** Begin Supplied material **

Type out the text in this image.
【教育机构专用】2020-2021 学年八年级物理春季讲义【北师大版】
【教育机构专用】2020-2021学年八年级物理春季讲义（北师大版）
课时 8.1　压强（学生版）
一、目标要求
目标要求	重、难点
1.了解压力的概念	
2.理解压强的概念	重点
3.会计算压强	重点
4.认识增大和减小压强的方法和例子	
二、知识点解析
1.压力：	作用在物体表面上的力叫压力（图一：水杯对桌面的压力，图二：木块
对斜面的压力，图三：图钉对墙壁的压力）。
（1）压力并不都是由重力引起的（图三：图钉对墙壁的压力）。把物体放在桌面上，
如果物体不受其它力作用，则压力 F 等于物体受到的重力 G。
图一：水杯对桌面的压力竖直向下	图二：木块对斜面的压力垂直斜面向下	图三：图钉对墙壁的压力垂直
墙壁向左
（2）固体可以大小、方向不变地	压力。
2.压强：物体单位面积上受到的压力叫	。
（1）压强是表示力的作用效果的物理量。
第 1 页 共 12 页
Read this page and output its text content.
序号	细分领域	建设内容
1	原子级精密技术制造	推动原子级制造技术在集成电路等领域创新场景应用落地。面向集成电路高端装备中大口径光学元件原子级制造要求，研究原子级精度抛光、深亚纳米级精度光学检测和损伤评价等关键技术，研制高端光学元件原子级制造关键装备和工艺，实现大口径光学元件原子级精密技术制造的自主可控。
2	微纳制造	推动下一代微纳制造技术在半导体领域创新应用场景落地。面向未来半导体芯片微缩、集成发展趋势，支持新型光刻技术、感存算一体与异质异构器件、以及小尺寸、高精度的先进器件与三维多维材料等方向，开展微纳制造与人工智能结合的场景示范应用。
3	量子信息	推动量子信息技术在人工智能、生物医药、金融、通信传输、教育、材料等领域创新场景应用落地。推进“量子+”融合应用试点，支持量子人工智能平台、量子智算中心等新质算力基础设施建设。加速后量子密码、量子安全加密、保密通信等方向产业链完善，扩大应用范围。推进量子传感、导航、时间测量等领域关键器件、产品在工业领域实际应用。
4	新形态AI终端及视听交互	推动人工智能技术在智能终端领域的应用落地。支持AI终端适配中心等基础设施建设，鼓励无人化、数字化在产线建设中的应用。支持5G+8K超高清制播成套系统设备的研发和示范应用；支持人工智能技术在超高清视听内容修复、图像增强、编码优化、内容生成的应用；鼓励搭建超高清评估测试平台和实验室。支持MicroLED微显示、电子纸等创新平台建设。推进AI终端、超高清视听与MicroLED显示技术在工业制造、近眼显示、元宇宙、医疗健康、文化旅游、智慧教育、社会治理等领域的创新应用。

** End Supplied material **

_To do_
For the material, find the number of lines holding the word "text" and give that figure and nothing more.

_Result for this task_
2